_WHAT TO DO_. Send back the records in full, character for character.
+ + + + +
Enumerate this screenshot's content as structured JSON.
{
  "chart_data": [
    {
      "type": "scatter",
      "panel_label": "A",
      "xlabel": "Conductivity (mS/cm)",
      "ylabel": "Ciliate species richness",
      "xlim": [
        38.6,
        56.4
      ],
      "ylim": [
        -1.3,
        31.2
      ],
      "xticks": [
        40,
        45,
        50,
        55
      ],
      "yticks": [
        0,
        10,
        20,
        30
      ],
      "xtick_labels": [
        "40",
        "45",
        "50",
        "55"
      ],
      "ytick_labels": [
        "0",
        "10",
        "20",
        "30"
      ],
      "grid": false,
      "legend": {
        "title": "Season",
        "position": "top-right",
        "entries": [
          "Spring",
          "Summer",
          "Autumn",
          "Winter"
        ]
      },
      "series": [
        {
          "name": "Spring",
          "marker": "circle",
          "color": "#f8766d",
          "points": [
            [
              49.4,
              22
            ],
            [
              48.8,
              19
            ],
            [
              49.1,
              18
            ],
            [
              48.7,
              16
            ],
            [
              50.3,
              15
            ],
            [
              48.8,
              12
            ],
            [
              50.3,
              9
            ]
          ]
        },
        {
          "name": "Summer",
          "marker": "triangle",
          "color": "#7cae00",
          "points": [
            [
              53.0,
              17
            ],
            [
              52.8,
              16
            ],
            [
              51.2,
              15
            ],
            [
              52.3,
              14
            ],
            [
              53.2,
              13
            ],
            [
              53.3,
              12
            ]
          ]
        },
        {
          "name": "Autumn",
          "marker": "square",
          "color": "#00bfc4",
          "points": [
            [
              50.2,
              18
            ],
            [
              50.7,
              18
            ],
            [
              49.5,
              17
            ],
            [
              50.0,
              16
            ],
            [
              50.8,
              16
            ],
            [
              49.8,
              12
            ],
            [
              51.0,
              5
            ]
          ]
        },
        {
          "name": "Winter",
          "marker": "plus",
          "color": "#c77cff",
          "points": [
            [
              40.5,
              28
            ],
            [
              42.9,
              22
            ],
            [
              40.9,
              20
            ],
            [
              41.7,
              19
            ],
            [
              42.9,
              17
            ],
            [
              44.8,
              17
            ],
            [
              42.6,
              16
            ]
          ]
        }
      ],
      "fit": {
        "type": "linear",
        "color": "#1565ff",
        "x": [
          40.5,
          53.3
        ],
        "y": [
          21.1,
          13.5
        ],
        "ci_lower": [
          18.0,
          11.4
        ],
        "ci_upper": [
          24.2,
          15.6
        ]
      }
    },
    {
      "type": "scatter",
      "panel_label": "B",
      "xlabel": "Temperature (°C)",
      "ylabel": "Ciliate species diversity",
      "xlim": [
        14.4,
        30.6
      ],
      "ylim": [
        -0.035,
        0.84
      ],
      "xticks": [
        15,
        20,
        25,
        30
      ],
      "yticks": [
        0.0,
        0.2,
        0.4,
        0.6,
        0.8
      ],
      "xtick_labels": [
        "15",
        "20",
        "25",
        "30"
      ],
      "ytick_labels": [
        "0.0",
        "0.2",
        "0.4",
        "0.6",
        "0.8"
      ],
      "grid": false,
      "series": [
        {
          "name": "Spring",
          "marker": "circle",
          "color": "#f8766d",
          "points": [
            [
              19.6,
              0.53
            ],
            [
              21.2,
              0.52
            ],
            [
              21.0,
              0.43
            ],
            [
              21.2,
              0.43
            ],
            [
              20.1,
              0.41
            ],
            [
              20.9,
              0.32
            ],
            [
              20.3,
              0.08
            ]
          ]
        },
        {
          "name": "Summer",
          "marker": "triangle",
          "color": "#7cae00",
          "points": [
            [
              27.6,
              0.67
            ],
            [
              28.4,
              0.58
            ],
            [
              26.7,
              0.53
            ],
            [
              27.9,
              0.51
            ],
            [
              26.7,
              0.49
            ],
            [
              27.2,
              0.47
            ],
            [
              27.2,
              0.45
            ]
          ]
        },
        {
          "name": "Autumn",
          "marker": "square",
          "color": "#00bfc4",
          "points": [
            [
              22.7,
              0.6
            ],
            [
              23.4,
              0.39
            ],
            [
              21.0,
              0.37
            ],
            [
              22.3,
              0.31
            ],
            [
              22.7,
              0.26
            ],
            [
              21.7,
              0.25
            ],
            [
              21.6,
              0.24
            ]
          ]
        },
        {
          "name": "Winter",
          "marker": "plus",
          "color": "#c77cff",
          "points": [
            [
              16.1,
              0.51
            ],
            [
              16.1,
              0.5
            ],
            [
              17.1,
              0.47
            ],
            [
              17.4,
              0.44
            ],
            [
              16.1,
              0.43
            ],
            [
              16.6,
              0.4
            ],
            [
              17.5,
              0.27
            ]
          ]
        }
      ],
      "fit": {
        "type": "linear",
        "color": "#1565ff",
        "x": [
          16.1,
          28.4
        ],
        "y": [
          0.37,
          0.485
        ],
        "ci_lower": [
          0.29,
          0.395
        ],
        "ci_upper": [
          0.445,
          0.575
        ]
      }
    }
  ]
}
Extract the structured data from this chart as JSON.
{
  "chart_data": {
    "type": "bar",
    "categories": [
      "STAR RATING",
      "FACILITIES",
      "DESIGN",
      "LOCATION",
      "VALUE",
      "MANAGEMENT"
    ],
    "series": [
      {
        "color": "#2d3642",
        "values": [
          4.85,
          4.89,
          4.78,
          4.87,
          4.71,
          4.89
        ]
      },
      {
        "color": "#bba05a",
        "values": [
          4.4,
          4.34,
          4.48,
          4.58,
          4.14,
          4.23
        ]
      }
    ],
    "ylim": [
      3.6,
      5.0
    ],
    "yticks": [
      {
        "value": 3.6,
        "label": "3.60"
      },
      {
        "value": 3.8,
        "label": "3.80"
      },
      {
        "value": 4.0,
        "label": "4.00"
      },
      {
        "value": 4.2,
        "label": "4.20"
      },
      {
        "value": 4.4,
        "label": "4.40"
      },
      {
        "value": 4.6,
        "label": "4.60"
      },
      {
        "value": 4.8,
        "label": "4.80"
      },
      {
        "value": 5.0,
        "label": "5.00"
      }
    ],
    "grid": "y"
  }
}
+ + + + +
_TASK ANSWER_.
Enumerate this screenshot's content as structured JSON.
{
  "chart_data": [
    {
      "type": "scatter",
      "panel_label": "A",
      "xlabel": "Conductivity (mS/cm)",
      "ylabel": "Ciliate species richness",
      "xlim": [
        38.6,
        56.4
      ],
      "ylim": [
        -1.3,
        31.2
      ],
      "xticks": [
        40,
        45,
        50,
        55
      ],
      "yticks": [
        0,
        10,
        20,
        30
      ],
      "xtick_labels": [
        "40",
        "45",
        "50",
        "55"
      ],
      "ytick_labels": [
        "0",
        "10",
        "20",
        "30"
      ],
      "grid": false,
      "legend": {
        "title": "Season",
        "position": "top-right",
        "entries": [
          "Spring",
          "Summer",
          "Autumn",
          "Winter"
        ]
      },
      "series": [
        {
          "name": "Spring",
          "marker": "circle",
          "color": "#f8766d",
          "points": [
            [
              49.4,
              22
            ],
            [
              48.8,
              19
            ],
            [
              49.1,
              18
            ],
            [
              48.7,
              16
            ],
            [
              50.3,
              15
            ],
            [
              48.8,
              12
            ],
            [
              50.3,
              9
            ]
          ]
        },
        {
          "name": "Summer",
          "marker": "triangle",
          "color": "#7cae00",
          "points": [
            [
              53.0,
              17
            ],
            [
              52.8,
              16
            ],
            [
              51.2,
              15
            ],
            [
              52.3,
              14
            ],
            [
              53.2,
              13
            ],
            [
              53.3,
              12
            ]
          ]
        },
        {
          "name": "Autumn",
          "marker": "square",
          "color": "#00bfc4",
          "points": [
            [
              50.2,
              18
            ],
            [
              50.7,
              18
            ],
            [
              49.5,
              17
            ],
            [
              50.0,
              16
            ],
            [
              50.8,
              16
            ],
            [
              49.8,
              12
            ],
            [
              51.0,
              5
            ]
          ]
        },
        {
          "name": "Winter",
          "marker": "plus",
          "color": "#c77cff",
          "points": [
            [
              40.5,
              28
            ],
            [
              42.9,
              22
            ],
            [
              40.9,
              20
            ],
            [
              41.7,
              19
            ],
            [
              42.9,
              17
            ],
            [
              44.8,
              17
            ],
            [
              42.6,
              16
            ]
          ]
        }
      ],
      "fit": {
        "type": "linear",
        "color": "#1565ff",
        "x": [
          40.5,
          53.3
        ],
        "y": [
          21.1,
          13.5
        ],
        "ci_lower": [
          18.0,
          11.4
        ],
        "ci_upper": [
          24.2,
          15.6
        ]
      }
    },
    {
      "type": "scatter",
      "panel_label": "B",
      "xlabel": "Temperature (°C)",
      "ylabel": "Ciliate species diversity",
      "xlim": [
        14.4,
        30.6
      ],
      "ylim": [
        -0.035,
        0.84
      ],
      "xticks": [
        15,
        20,
        25,
        30
      ],
      "yticks": [
        0.0,
        0.2,
        0.4,
        0.6,
        0.8
      ],
      "xtick_labels": [
        "15",
        "20",
        "25",
        "30"
      ],
      "ytick_labels": [
        "0.0",
        "0.2",
        "0.4",
        "0.6",
        "0.8"
      ],
      "grid": false,
      "series": [
        {
          "name": "Spring",
          "marker": "circle",
          "color": "#f8766d",
          "points": [
            [
              19.6,
              0.53
            ],
            [
              21.2,
              0.52
            ],
            [
              21.0,
              0.43
            ],
            [
              21.2,
              0.43
            ],
            [
              20.1,
              0.41
            ],
            [
              20.9,
              0.32
            ],
            [
              20.3,
              0.08
            ]
          ]
        },
        {
          "name": "Summer",
          "marker": "triangle",
          "color": "#7cae00",
          "points": [
            [
              27.6,
              0.67
            ],
            [
              28.4,
              0.58
            ],
            [
              26.7,
              0.53
            ],
            [
              27.9,
              0.51
            ],
            [
              26.7,
              0.49
            ],
            [
              27.2,
              0.47
            ],
            [
              27.2,
              0.45
            ]
          ]
        },
        {
          "name": "Autumn",
          "marker": "square",
          "color": "#00bfc4",
          "points": [
            [
              22.7,
              0.6
            ],
            [
              23.4,
              0.39
            ],
            [
              21.0,
              0.37
            ],
            [
              22.3,
              0.31
            ],
            [
              22.7,
              0.26
            ],
            [
              21.7,
              0.25
            ],
            [
              21.6,
              0.24
            ]
          ]
        },
        {
          "name": "Winter",
          "marker": "plus",
          "color": "#c77cff",
          "points": [
            [
              16.1,
              0.51
            ],
            [
              16.1,
              0.5
            ],
            [
              17.1,
              0.47
            ],
            [
              17.4,
              0.44
            ],
            [
              16.1,
              0.43
            ],
            [
              16.6,
              0.4
            ],
            [
              17.5,
              0.27
            ]
          ]
        }
      ],
      "fit": {
        "type": "linear",
        "color": "#1565ff",
        "x": [
          16.1,
          28.4
        ],
        "y": [
          0.37,
          0.485
        ],
        "ci_lower": [
          0.29,
          0.395
        ],
        "ci_upper": [
          0.445,
          0.575
        ]
      }
    }
  ]
}
Extract the structured data from this chart as JSON.
{
  "chart_data": {
    "type": "bar",
    "categories": [
      "STAR RATING",
      "FACILITIES",
      "DESIGN",
      "LOCATION",
      "VALUE",
      "MANAGEMENT"
    ],
    "series": [
      {
        "color": "#2d3642",
        "values": [
          4.85,
          4.89,
          4.78,
          4.87,
          4.71,
          4.89
        ]
      },
      {
        "color": "#bba05a",
        "values": [
          4.4,
          4.34,
          4.48,
          4.58,
          4.14,
          4.23
        ]
      }
    ],
    "ylim": [
      3.6,
      5.0
    ],
    "yticks": [
      {
        "value": 3.6,
        "label": "3.60"
      },
      {
        "value": 3.8,
        "label": "3.80"
      },
      {
        "value": 4.0,
        "label": "4.00"
      },
      {
        "value": 4.2,
        "label": "4.20"
      },
      {
        "value": 4.4,
        "label": "4.40"
      },
      {
        "value": 4.6,
        "label": "4.60"
      },
      {
        "value": 4.8,
        "label": "4.80"
      },
      {
        "value": 5.0,
        "label": "5.00"
      }
    ],
    "grid": "y"
  }
}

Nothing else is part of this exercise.